▸ **Records from a dataset**:
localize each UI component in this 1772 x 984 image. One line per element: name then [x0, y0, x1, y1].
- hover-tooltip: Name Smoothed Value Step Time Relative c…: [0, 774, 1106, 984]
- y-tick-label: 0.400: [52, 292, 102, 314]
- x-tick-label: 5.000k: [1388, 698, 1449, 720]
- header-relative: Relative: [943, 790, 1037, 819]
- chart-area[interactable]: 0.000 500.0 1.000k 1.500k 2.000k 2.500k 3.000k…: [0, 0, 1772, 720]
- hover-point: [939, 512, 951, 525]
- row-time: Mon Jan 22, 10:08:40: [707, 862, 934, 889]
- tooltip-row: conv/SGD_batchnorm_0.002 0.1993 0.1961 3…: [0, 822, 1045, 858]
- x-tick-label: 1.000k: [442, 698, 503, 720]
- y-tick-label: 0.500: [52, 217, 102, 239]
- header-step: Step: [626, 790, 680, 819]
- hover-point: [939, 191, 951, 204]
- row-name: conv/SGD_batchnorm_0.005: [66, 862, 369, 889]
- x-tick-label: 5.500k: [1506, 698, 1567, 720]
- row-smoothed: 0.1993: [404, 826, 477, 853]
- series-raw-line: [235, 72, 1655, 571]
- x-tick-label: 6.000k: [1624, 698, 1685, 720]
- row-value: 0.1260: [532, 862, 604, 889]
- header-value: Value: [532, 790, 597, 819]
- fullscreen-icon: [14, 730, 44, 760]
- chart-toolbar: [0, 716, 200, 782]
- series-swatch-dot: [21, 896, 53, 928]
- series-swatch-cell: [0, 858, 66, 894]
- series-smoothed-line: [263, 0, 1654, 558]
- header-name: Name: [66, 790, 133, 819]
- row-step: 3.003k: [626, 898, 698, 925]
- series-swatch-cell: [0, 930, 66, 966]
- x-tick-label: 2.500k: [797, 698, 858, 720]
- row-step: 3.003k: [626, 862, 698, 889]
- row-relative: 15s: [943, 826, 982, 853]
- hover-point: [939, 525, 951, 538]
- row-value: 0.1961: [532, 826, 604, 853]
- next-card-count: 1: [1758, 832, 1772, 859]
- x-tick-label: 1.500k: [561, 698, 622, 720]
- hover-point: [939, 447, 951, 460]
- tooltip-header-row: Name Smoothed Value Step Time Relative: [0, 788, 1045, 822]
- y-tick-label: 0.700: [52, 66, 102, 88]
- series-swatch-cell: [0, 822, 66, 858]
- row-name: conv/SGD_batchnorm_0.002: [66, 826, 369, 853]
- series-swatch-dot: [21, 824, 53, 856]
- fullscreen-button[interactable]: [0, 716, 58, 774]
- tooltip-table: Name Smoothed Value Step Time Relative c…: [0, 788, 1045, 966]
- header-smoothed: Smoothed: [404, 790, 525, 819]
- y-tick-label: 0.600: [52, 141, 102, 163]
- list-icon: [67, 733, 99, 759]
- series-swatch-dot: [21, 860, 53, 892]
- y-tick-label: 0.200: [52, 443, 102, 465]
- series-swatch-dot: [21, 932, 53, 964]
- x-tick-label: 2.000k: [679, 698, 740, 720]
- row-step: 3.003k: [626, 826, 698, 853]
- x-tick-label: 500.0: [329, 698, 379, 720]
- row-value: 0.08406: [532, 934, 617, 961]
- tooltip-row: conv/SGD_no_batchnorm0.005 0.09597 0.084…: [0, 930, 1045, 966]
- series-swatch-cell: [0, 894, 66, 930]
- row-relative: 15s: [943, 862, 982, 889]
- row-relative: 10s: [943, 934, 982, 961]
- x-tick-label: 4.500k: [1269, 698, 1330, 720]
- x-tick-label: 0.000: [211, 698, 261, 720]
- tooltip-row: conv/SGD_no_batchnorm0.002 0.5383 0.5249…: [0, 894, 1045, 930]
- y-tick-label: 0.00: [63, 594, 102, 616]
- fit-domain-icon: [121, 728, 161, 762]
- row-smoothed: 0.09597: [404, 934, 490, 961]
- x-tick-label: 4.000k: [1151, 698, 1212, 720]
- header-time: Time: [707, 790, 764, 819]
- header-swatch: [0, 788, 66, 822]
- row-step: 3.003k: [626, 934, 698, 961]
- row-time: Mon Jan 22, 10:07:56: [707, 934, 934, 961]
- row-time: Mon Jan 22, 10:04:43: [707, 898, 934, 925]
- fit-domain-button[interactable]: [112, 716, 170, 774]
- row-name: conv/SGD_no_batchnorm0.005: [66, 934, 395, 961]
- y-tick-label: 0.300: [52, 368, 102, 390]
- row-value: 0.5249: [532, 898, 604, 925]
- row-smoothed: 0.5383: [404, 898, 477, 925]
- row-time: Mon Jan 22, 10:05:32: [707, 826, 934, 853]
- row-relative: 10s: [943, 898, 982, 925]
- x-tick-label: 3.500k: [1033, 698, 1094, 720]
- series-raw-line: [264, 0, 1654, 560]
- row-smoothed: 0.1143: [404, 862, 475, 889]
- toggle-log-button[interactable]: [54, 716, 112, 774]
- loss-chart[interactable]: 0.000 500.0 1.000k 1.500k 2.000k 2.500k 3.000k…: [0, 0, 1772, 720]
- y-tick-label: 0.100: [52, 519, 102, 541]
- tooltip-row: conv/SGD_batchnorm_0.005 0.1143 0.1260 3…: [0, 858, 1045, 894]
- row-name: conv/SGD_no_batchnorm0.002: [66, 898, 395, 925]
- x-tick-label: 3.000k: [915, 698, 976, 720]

▸ **DIRECTIVE**: Convert the listing above into a JSON array of strings, one string for each line and no entries for blank lines.

▸ **FINAL RESULT**:
[
  "localize each UI component in this 1772 x 984 image. One line per element: name then [x0, y0, x1, y1].",
  "- hover-tooltip: Name Smoothed Value Step Time Relative c…: [0, 774, 1106, 984]",
  "- y-tick-label: 0.400: [52, 292, 102, 314]",
  "- x-tick-label: 5.000k: [1388, 698, 1449, 720]",
  "- header-relative: Relative: [943, 790, 1037, 819]",
  "- chart-area[interactable]: 0.000 500.0 1.000k 1.500k 2.000k 2.500k 3.000k…: [0, 0, 1772, 720]",
  "- hover-point: [939, 512, 951, 525]",
  "- row-time: Mon Jan 22, 10:08:40: [707, 862, 934, 889]",
  "- tooltip-row: conv/SGD_batchnorm_0.002 0.1993 0.1961 3…: [0, 822, 1045, 858]",
  "- x-tick-label: 1.000k: [442, 698, 503, 720]",
  "- y-tick-label: 0.500: [52, 217, 102, 239]",
  "- header-step: Step: [626, 790, 680, 819]",
  "- hover-point: [939, 191, 951, 204]",
  "- row-name: conv/SGD_batchnorm_0.005: [66, 862, 369, 889]",
  "- x-tick-label: 5.500k: [1506, 698, 1567, 720]",
  "- row-smoothed: 0.1993: [404, 826, 477, 853]",
  "- series-raw-line: [235, 72, 1655, 571]",
  "- x-tick-label: 6.000k: [1624, 698, 1685, 720]",
  "- row-value: 0.1260: [532, 862, 604, 889]",
  "- header-value: Value: [532, 790, 597, 819]",
  "- fullscreen-icon: [14, 730, 44, 760]",
  "- chart-toolbar: [0, 716, 200, 782]",
  "- series-swatch-dot: [21, 896, 53, 928]",
  "- series-swatch-cell: [0, 858, 66, 894]",
  "- series-smoothed-line: [263, 0, 1654, 558]",
  "- header-name: Name: [66, 790, 133, 819]",
  "- row-step: 3.003k: [626, 898, 698, 925]",
  "- series-swatch-cell: [0, 930, 66, 966]",
  "- x-tick-label: 2.500k: [797, 698, 858, 720]",
  "- row-step: 3.003k: [626, 862, 698, 889]",
  "- row-relative: 15s: [943, 826, 982, 853]",
  "- hover-point: [939, 525, 951, 538]",
  "- row-value: 0.1961: [532, 826, 604, 853]",
  "- next-card-count: 1: [1758, 832, 1772, 859]",
  "- x-tick-label: 1.500k: [561, 698, 622, 720]",
  "- hover-point: [939, 447, 951, 460]",
  "- tooltip-header-row: Name Smoothed Value Step Time Relative: [0, 788, 1045, 822]",
  "- y-tick-label: 0.700: [52, 66, 102, 88]",
  "- series-swatch-cell: [0, 822, 66, 858]",
  "- row-name: conv/SGD_batchnorm_0.002: [66, 826, 369, 853]",
  "- series-swatch-dot: [21, 824, 53, 856]",
  "- fullscreen-button[interactable]: [0, 716, 58, 774]",
  "- tooltip-table: Name Smoothed Value Step Time Relative c…: [0, 788, 1045, 966]",
  "- header-smoothed: Smoothed: [404, 790, 525, 819]",
  "- y-tick-label: 0.600: [52, 141, 102, 163]",
  "- list-icon: [67, 733, 99, 759]",
  "- series-swatch-dot: [21, 860, 53, 892]",
  "- y-tick-label: 0.200: [52, 443, 102, 465]",
  "- series-swatch-dot: [21, 932, 53, 964]",
  "- x-tick-label: 2.000k: [679, 698, 740, 720]",
  "- row-step: 3.003k: [626, 826, 698, 853]",
  "- x-tick-label: 500.0: [329, 698, 379, 720]",
  "- row-value: 0.08406: [532, 934, 617, 961]",
  "- tooltip-row: conv/SGD_no_batchnorm0.005 0.09597 0.084…: [0, 930, 1045, 966]",
  "- series-swatch-cell: [0, 894, 66, 930]",
  "- row-relative: 15s: [943, 862, 982, 889]",
  "- row-relative: 10s: [943, 934, 982, 961]",
  "- x-tick-label: 4.500k: [1269, 698, 1330, 720]",
  "- x-tick-label: 0.000: [211, 698, 261, 720]",
  "- tooltip-row: conv/SGD_no_batchnorm0.002 0.5383 0.5249…: [0, 894, 1045, 930]",
  "- y-tick-label: 0.00: [63, 594, 102, 616]",
  "- fit-domain-icon: [121, 728, 161, 762]",
  "- row-smoothed: 0.09597: [404, 934, 490, 961]",
  "- x-tick-label: 4.000k: [1151, 698, 1212, 720]",
  "- header-time: Time: [707, 790, 764, 819]",
  "- header-swatch: [0, 788, 66, 822]",
  "- row-step: 3.003k: [626, 934, 698, 961]",
  "- row-time: Mon Jan 22, 10:07:56: [707, 934, 934, 961]",
  "- row-time: Mon Jan 22, 10:04:43: [707, 898, 934, 925]",
  "- fit-domain-button[interactable]: [112, 716, 170, 774]",
  "- row-name: conv/SGD_no_batchnorm0.005: [66, 934, 395, 961]",
  "- y-tick-label: 0.300: [52, 368, 102, 390]",
  "- row-value: 0.5249: [532, 898, 604, 925]",
  "- row-smoothed: 0.5383: [404, 898, 477, 925]",
  "- row-time: Mon Jan 22, 10:05:32: [707, 826, 934, 853]",
  "- row-relative: 10s: [943, 898, 982, 925]",
  "- x-tick-label: 3.500k: [1033, 698, 1094, 720]",
  "- series-raw-line: [264, 0, 1654, 560]",
  "- row-smoothed: 0.1143: [404, 862, 475, 889]",
  "- toggle-log-button[interactable]: [54, 716, 112, 774]",
  "- loss-chart[interactable]: 0.000 500.0 1.000k 1.500k 2.000k 2.500k 3.000k…: [0, 0, 1772, 720]",
  "- y-tick-label: 0.100: [52, 519, 102, 541]",
  "- tooltip-row: conv/SGD_batchnorm_0.005 0.1143 0.1260 3…: [0, 858, 1045, 894]",
  "- row-name: conv/SGD_no_batchnorm0.002: [66, 898, 395, 925]",
  "- x-tick-label: 3.000k: [915, 698, 976, 720]"
]